• _Exercise description_
Quote every line as given.

• _Material for this exercise_
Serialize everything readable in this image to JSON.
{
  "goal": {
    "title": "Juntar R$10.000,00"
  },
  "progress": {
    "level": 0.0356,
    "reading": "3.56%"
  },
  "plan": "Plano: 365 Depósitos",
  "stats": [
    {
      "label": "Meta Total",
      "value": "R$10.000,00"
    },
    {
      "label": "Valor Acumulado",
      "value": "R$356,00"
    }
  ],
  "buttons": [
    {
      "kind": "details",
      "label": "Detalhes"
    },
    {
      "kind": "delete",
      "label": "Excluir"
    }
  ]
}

• _Output_
Serialize everything readable in this image to JSON.
{
  "goal": {
    "title": "Juntar R$10.000,00"
  },
  "progress": {
    "level": 0.0356,
    "reading": "3.56%"
  },
  "plan": "Plano: 365 Depósitos",
  "stats": [
    {
      "label": "Meta Total",
      "value": "R$10.000,00"
    },
    {
      "label": "Valor Acumulado",
      "value": "R$356,00"
    }
  ],
  "buttons": [
    {
      "kind": "details",
      "label": "Detalhes"
    },
    {
      "kind": "delete",
      "label": "Excluir"
    }
  ]
}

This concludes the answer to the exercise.